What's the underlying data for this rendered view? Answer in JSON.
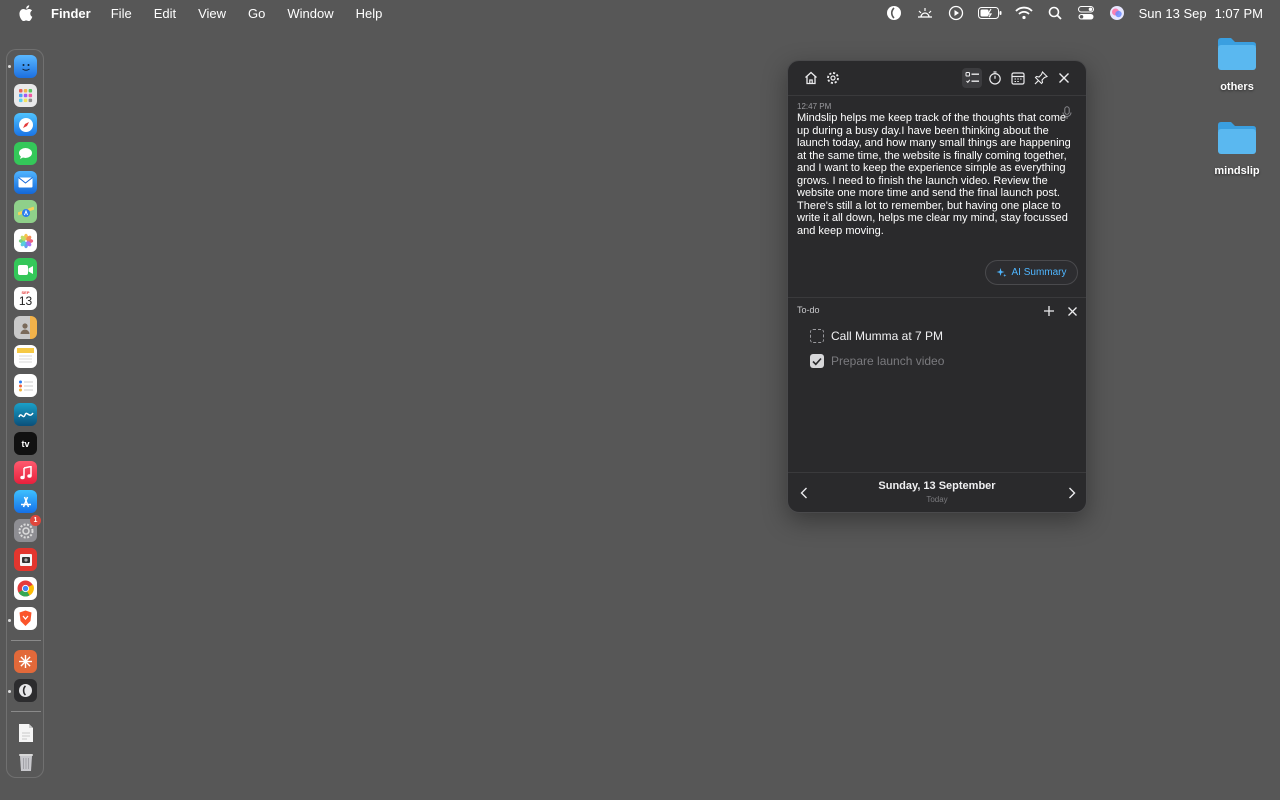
{
  "menubar": {
    "app_name": "Finder",
    "items": [
      "File",
      "Edit",
      "View",
      "Go",
      "Window",
      "Help"
    ],
    "date": "Sun 13 Sep",
    "time": "1:07 PM"
  },
  "desktop": {
    "folders": [
      {
        "label": "others"
      },
      {
        "label": "mindslip"
      }
    ]
  },
  "dock": {
    "calendar_day": "13",
    "calendar_month": "SEP",
    "tv_label": "tv",
    "settings_badge": "1"
  },
  "panel": {
    "note": {
      "time": "12:47 PM",
      "text": "Mindslip helps me keep track of the thoughts that come up during a busy day.I have been thinking about the launch today, and how many small things are happening at the same time, the website is finally coming together, and I want to keep the experience simple as everything grows. I need to finish the launch video. Review the website one more time and send the final launch post. There's still a lot to remember, but having one place to write it all down, helps me clear my mind, stay focussed and keep moving."
    },
    "ai_summary_label": "AI Summary",
    "todo": {
      "title": "To-do",
      "items": [
        {
          "label": "Call Mumma at 7 PM",
          "done": false
        },
        {
          "label": "Prepare launch video",
          "done": true
        }
      ]
    },
    "date_nav": {
      "date": "Sunday, 13 September",
      "sub": "Today"
    }
  },
  "colors": {
    "desktop_bg": "#575757",
    "panel_bg": "#2a2a2c",
    "accent": "#4fb6ff"
  }
}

#####

Set task
Pictures don't belong in the copy. Restate all the entries exactly.

Result
What's the underlying data for this rendered view? Answer in JSON.
{
  "menubar": {
    "app_name": "Finder",
    "items": [
      "File",
      "Edit",
      "View",
      "Go",
      "Window",
      "Help"
    ],
    "date": "Sun 13 Sep",
    "time": "1:07 PM"
  },
  "desktop": {
    "folders": [
      {
        "label": "others"
      },
      {
        "label": "mindslip"
      }
    ]
  },
  "dock": {
    "calendar_day": "13",
    "calendar_month": "SEP",
    "tv_label": "tv",
    "settings_badge": "1"
  },
  "panel": {
    "note": {
      "time": "12:47 PM",
      "text": "Mindslip helps me keep track of the thoughts that come up during a busy day.I have been thinking about the launch today, and how many small things are happening at the same time, the website is finally coming together, and I want to keep the experience simple as everything grows. I need to finish the launch video. Review the website one more time and send the final launch post. There's still a lot to remember, but having one place to write it all down, helps me clear my mind, stay focussed and keep moving."
    },
    "ai_summary_label": "AI Summary",
    "todo": {
      "title": "To-do",
      "items": [
        {
          "label": "Call Mumma at 7 PM",
          "done": false
        },
        {
          "label": "Prepare launch video",
          "done": true
        }
      ]
    },
    "date_nav": {
      "date": "Sunday, 13 September",
      "sub": "Today"
    }
  },
  "colors": {
    "desktop_bg": "#575757",
    "panel_bg": "#2a2a2c",
    "accent": "#4fb6ff"
  }
}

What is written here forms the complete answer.